Stated goal -> Within the material below, find each line bearing the word "JSON" and present it.

(Saved entries)
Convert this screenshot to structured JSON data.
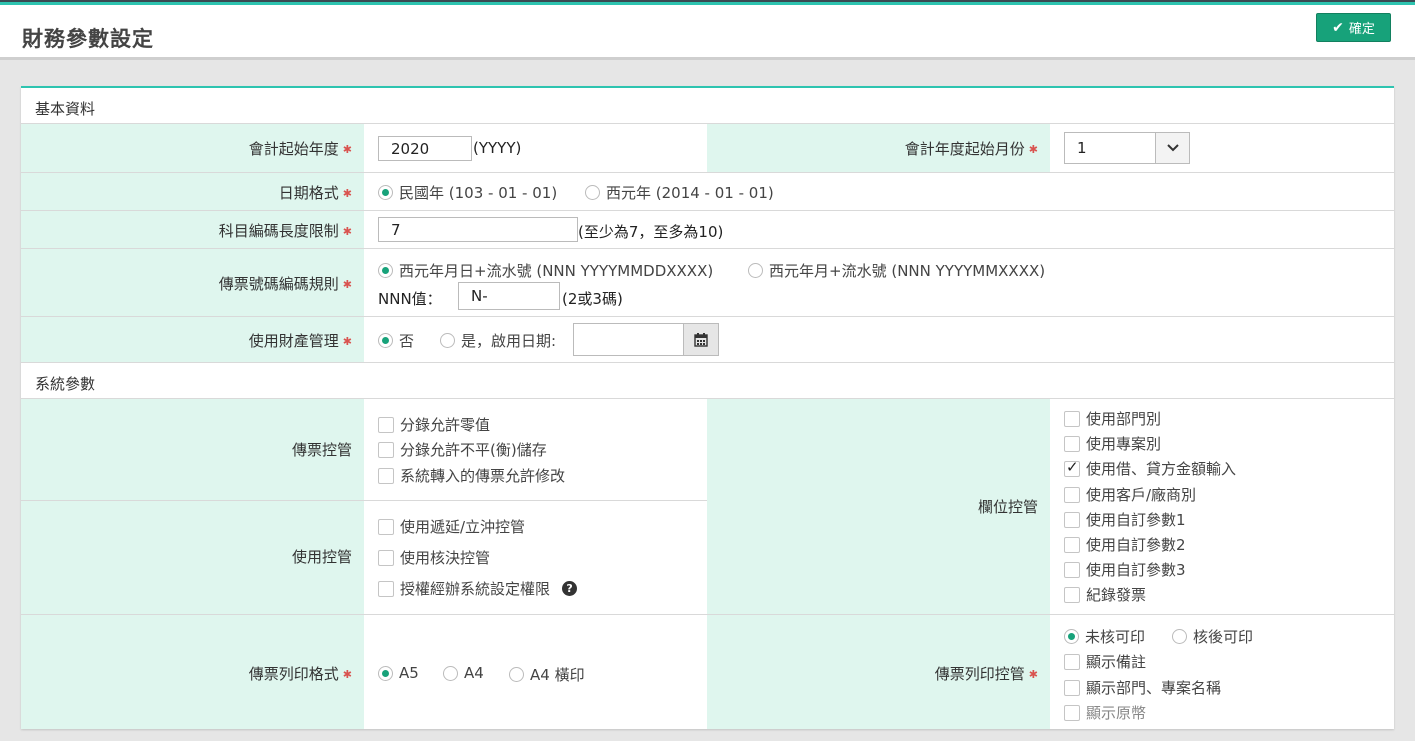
{
  "page": {
    "title": "財務參數設定",
    "confirm_label": "確定"
  },
  "basic": {
    "section_title": "基本資料",
    "fiscal_start_year": {
      "label": "會計起始年度",
      "value": "2020",
      "hint": "(YYYY)"
    },
    "fiscal_start_month": {
      "label": "會計年度起始月份",
      "value": "1"
    },
    "date_format": {
      "label": "日期格式",
      "options": [
        "民國年 (103 - 01 - 01)",
        "西元年 (2014 - 01 - 01)"
      ],
      "selected": 0
    },
    "account_code_length": {
      "label": "科目編碼長度限制",
      "value": "7",
      "hint": "(至少為7，至多為10)"
    },
    "voucher_number_rule": {
      "label": "傳票號碼編碼規則",
      "options": [
        "西元年月日+流水號 (NNN YYYYMMDDXXXX)",
        "西元年月+流水號 (NNN YYYYMMXXXX)"
      ],
      "selected": 0,
      "nnn_label": "NNN值：",
      "nnn_value": "N-",
      "nnn_hint": "(2或3碼)"
    },
    "asset_management": {
      "label": "使用財產管理",
      "option_no": "否",
      "option_yes": "是，啟用日期:",
      "selected": 0,
      "date_value": ""
    }
  },
  "system": {
    "section_title": "系統參數",
    "voucher_control": {
      "label": "傳票控管",
      "items": [
        {
          "label": "分錄允許零值",
          "checked": false
        },
        {
          "label": "分錄允許不平(衡)儲存",
          "checked": false
        },
        {
          "label": "系統轉入的傳票允許修改",
          "checked": false
        }
      ]
    },
    "use_control": {
      "label": "使用控管",
      "items": [
        {
          "label": "使用遞延/立沖控管",
          "checked": false
        },
        {
          "label": "使用核決控管",
          "checked": false
        },
        {
          "label": "授權經辦系統設定權限",
          "checked": false
        }
      ]
    },
    "field_control": {
      "label": "欄位控管",
      "items": [
        {
          "label": "使用部門別",
          "checked": false
        },
        {
          "label": "使用專案別",
          "checked": false
        },
        {
          "label": "使用借、貸方金額輸入",
          "checked": true
        },
        {
          "label": "使用客戶/廠商別",
          "checked": false
        },
        {
          "label": "使用自訂參數1",
          "checked": false
        },
        {
          "label": "使用自訂參數2",
          "checked": false
        },
        {
          "label": "使用自訂參數3",
          "checked": false
        },
        {
          "label": "紀錄發票",
          "checked": false
        }
      ]
    },
    "print_format": {
      "label": "傳票列印格式",
      "options": [
        "A5",
        "A4",
        "A4 橫印"
      ],
      "selected": 0
    },
    "print_control": {
      "label": "傳票列印控管",
      "radio_options": [
        "未核可印",
        "核後可印"
      ],
      "selected": 0,
      "items": [
        {
          "label": "顯示備註",
          "checked": false,
          "disabled": false
        },
        {
          "label": "顯示部門、專案名稱",
          "checked": false,
          "disabled": false
        },
        {
          "label": "顯示原幣",
          "checked": false,
          "disabled": true
        }
      ]
    }
  }
}
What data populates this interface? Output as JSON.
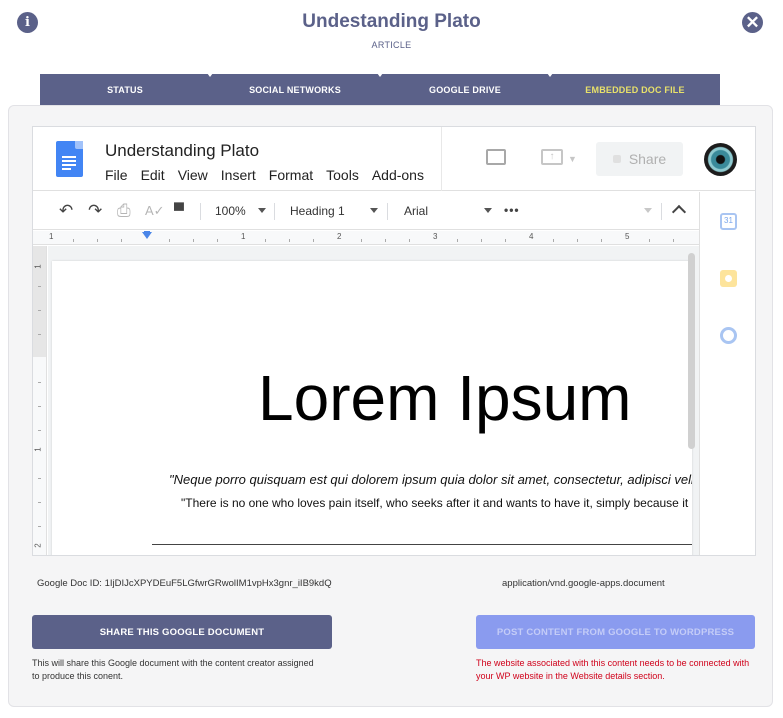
{
  "header": {
    "title": "Undestanding Plato",
    "subtitle": "ARTICLE"
  },
  "tabs": [
    {
      "label": "STATUS"
    },
    {
      "label": "SOCIAL NETWORKS"
    },
    {
      "label": "GOOGLE DRIVE"
    },
    {
      "label": "EMBEDDED DOC FILE",
      "active": true
    }
  ],
  "colors": {
    "primary": "#5b6189",
    "active_tab_text": "#e8e16a",
    "disabled_button": "#8a9bef",
    "error_text": "#d0021b"
  },
  "embed": {
    "doc_title": "Understanding Plato",
    "menu": [
      "File",
      "Edit",
      "View",
      "Insert",
      "Format",
      "Tools",
      "Add-ons"
    ],
    "share_label": "Share",
    "toolbar": {
      "zoom": "100%",
      "style": "Heading 1",
      "font": "Arial"
    },
    "ruler_numbers": [
      "1",
      "1",
      "2",
      "3",
      "4",
      "5"
    ],
    "vruler_numbers": [
      "1",
      "1",
      "2"
    ],
    "content": {
      "heading": "Lorem Ipsum",
      "quote_latin": "\"Neque porro quisquam est qui dolorem ipsum quia dolor sit amet, consectetur, adipisci velit...\"",
      "quote_english": "\"There is no one who loves pain itself, who seeks after it and wants to have it, simply because it is pain...\""
    }
  },
  "meta": {
    "doc_id": "Google Doc ID: 1IjDIJcXPYDEuF5LGfwrGRwolIM1vpHx3gnr_iIB9kdQ",
    "mime_type": "application/vnd.google-apps.document"
  },
  "actions": {
    "share_label": "SHARE THIS GOOGLE DOCUMENT",
    "share_note": "This will share this Google document with the content creator assigned to produce this conent.",
    "post_label": "POST CONTENT FROM GOOGLE TO WORDPRESS",
    "post_note": "The website associated with this content needs to be connected with your WP website in the Website details section."
  }
}
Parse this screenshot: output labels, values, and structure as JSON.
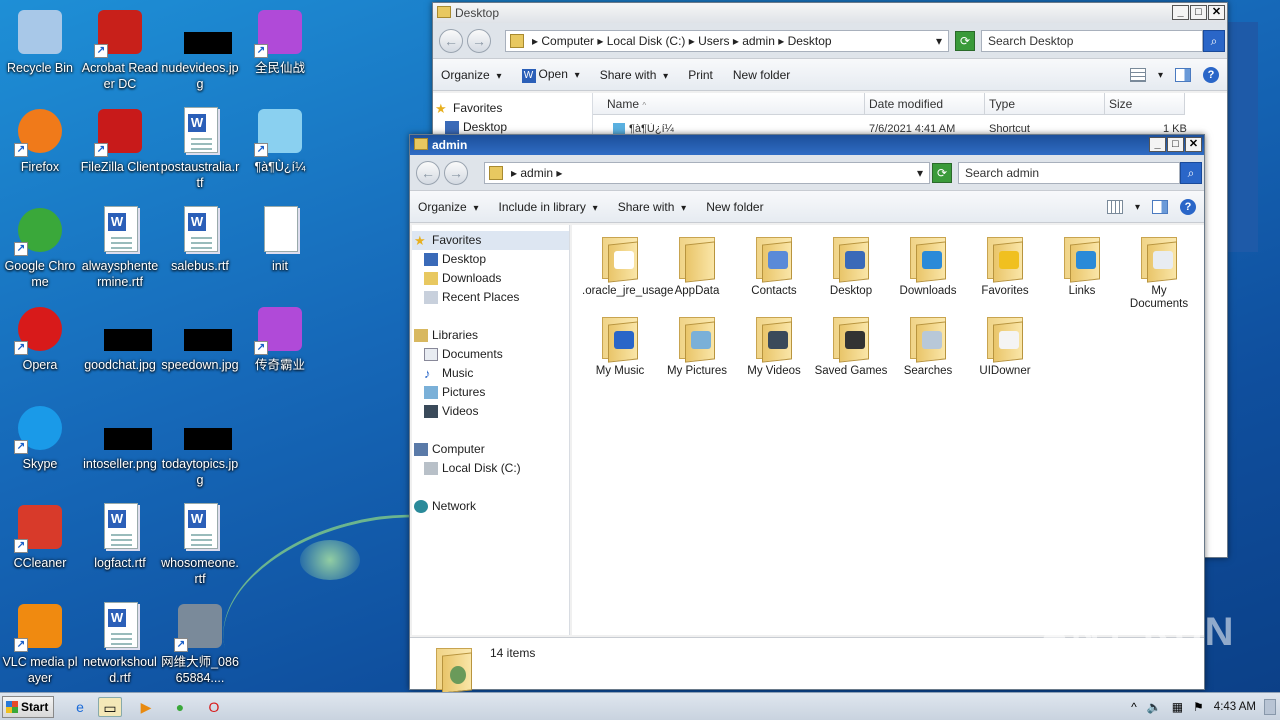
{
  "desktop": {
    "icons": [
      {
        "label": "Recycle Bin",
        "icon": "recycle-bin-icon"
      },
      {
        "label": "Acrobat Reader DC",
        "icon": "acrobat-icon"
      },
      {
        "label": "nudevideos.jpg",
        "icon": "image-file-icon"
      },
      {
        "label": "全民仙战",
        "icon": "game-icon"
      },
      {
        "label": "Firefox",
        "icon": "firefox-icon"
      },
      {
        "label": "FileZilla Client",
        "icon": "filezilla-icon"
      },
      {
        "label": "postaustralia.rtf",
        "icon": "word-doc-icon"
      },
      {
        "label": "¶à¶Ù¿í¼",
        "icon": "image-icon"
      },
      {
        "label": "Google Chrome",
        "icon": "chrome-icon"
      },
      {
        "label": "alwaysphentermine.rtf",
        "icon": "word-doc-icon"
      },
      {
        "label": "salebus.rtf",
        "icon": "word-doc-icon"
      },
      {
        "label": "init",
        "icon": "blank-file-icon"
      },
      {
        "label": "Opera",
        "icon": "opera-icon"
      },
      {
        "label": "goodchat.jpg",
        "icon": "image-file-icon"
      },
      {
        "label": "speedown.jpg",
        "icon": "image-file-icon"
      },
      {
        "label": "传奇霸业",
        "icon": "game-icon"
      },
      {
        "label": "Skype",
        "icon": "skype-icon"
      },
      {
        "label": "intoseller.png",
        "icon": "image-file-icon"
      },
      {
        "label": "todaytopics.jpg",
        "icon": "image-file-icon"
      },
      {
        "label": "CCleaner",
        "icon": "ccleaner-icon"
      },
      {
        "label": "logfact.rtf",
        "icon": "word-doc-icon"
      },
      {
        "label": "whosomeone.rtf",
        "icon": "word-doc-icon"
      },
      {
        "label": "VLC media player",
        "icon": "vlc-icon"
      },
      {
        "label": "networkshould.rtf",
        "icon": "word-doc-icon"
      },
      {
        "label": "网维大师_08665884....",
        "icon": "installer-icon"
      }
    ]
  },
  "window_desktop": {
    "title": "Desktop",
    "breadcrumb": [
      "Computer",
      "Local Disk (C:)",
      "Users",
      "admin",
      "Desktop"
    ],
    "search_placeholder": "Search Desktop",
    "commands": [
      "Organize",
      "Open",
      "Share with",
      "Print",
      "New folder"
    ],
    "nav": {
      "favorites": "Favorites",
      "desktop": "Desktop"
    },
    "columns": [
      "Name",
      "Date modified",
      "Type",
      "Size"
    ],
    "row": {
      "name": "¶à¶Ù¿í¼",
      "date": "7/6/2021 4:41 AM",
      "type": "Shortcut",
      "size": "1 KB"
    }
  },
  "window_admin": {
    "title": "admin",
    "breadcrumb": [
      "admin"
    ],
    "search_placeholder": "Search admin",
    "commands": [
      "Organize",
      "Include in library",
      "Share with",
      "New folder"
    ],
    "nav": {
      "favorites": "Favorites",
      "fav_items": [
        "Desktop",
        "Downloads",
        "Recent Places"
      ],
      "libraries": "Libraries",
      "lib_items": [
        "Documents",
        "Music",
        "Pictures",
        "Videos"
      ],
      "computer": "Computer",
      "computer_items": [
        "Local Disk (C:)"
      ],
      "network": "Network"
    },
    "items": [
      ".oracle_jre_usage",
      "AppData",
      "Contacts",
      "Desktop",
      "Downloads",
      "Favorites",
      "Links",
      "My Documents",
      "My Music",
      "My Pictures",
      "My Videos",
      "Saved Games",
      "Searches",
      "UIDowner"
    ],
    "status": "14 items"
  },
  "taskbar": {
    "start": "Start",
    "clock": "4:43 AM"
  },
  "watermark": "ANY RUN"
}
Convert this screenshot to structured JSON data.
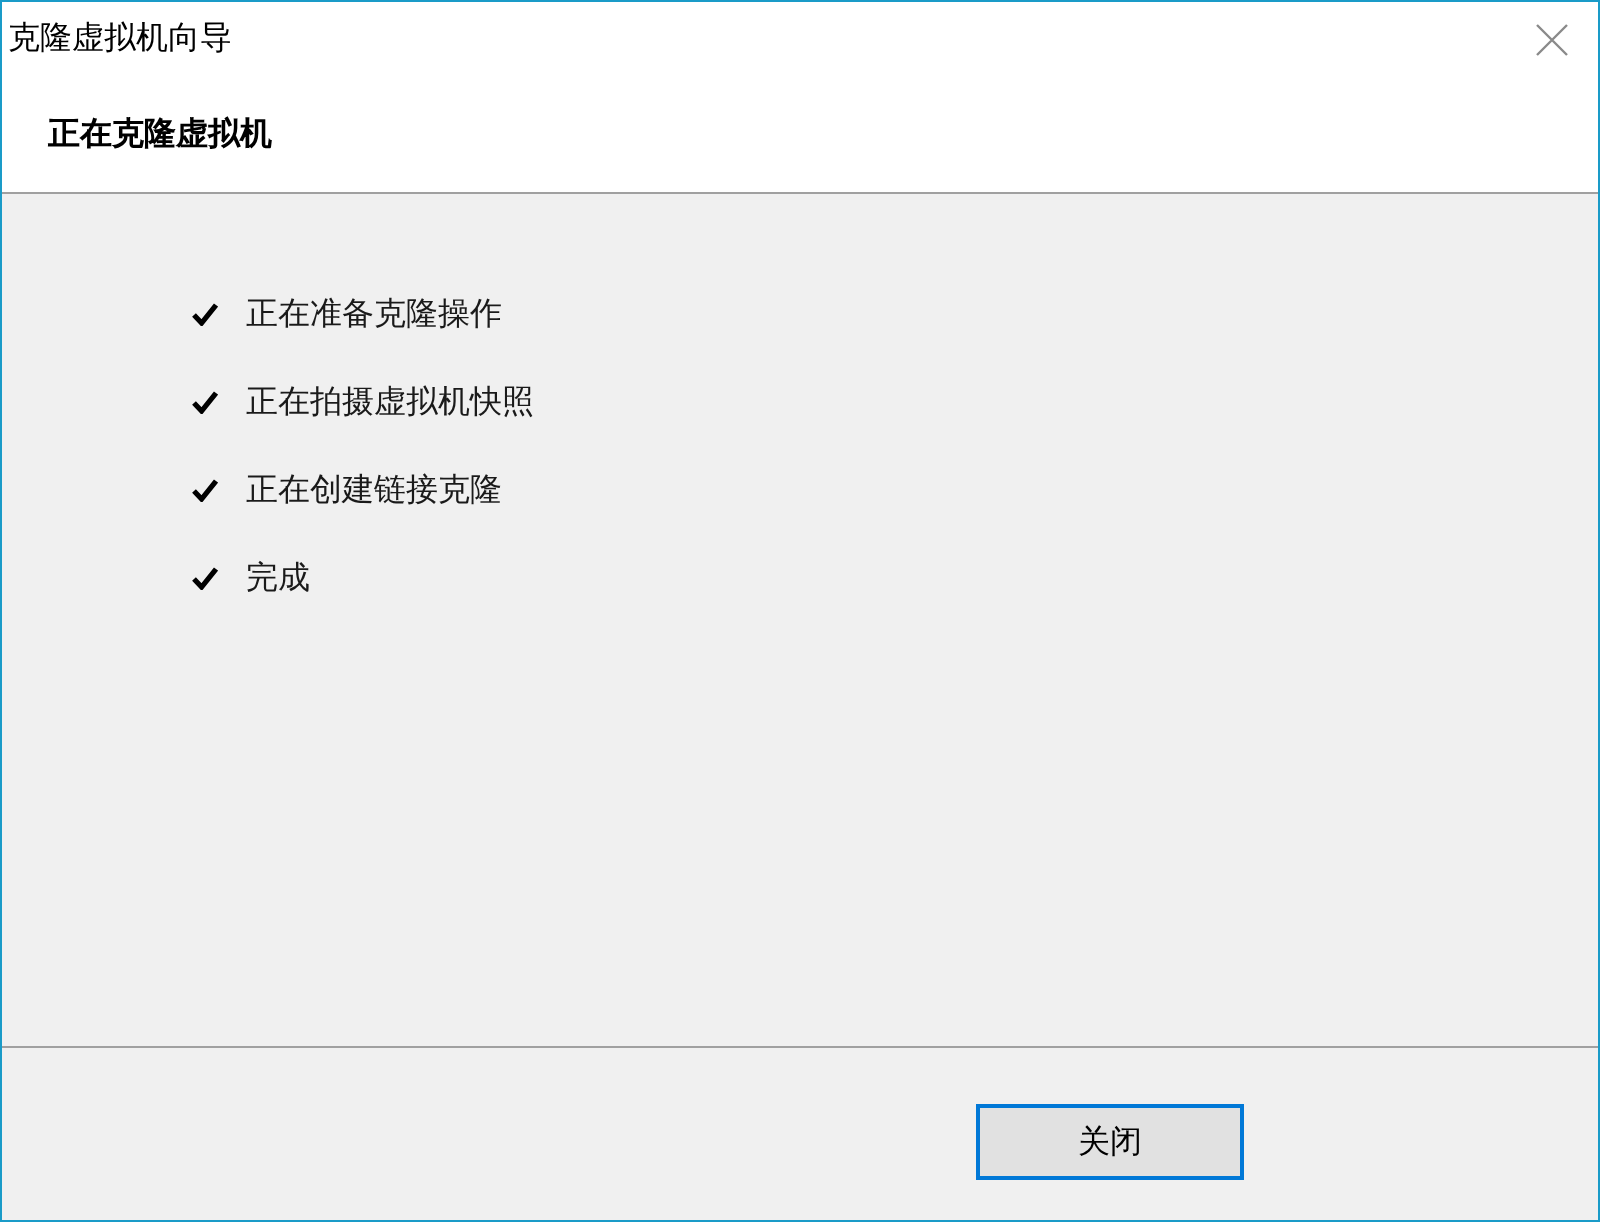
{
  "window": {
    "title": "克隆虚拟机向导"
  },
  "header": {
    "title": "正在克隆虚拟机"
  },
  "steps": [
    {
      "label": "正在准备克隆操作",
      "checked": true
    },
    {
      "label": "正在拍摄虚拟机快照",
      "checked": true
    },
    {
      "label": "正在创建链接克隆",
      "checked": true
    },
    {
      "label": "完成",
      "checked": true
    }
  ],
  "buttons": [
    {
      "label": "关闭",
      "focused": true
    }
  ]
}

Expected answer ->
Convert this screenshot to structured JSON data.
What data populates this interface? Output as JSON.
Parse this screenshot: output labels, values, and structure as JSON.
Convert this screenshot to structured JSON data.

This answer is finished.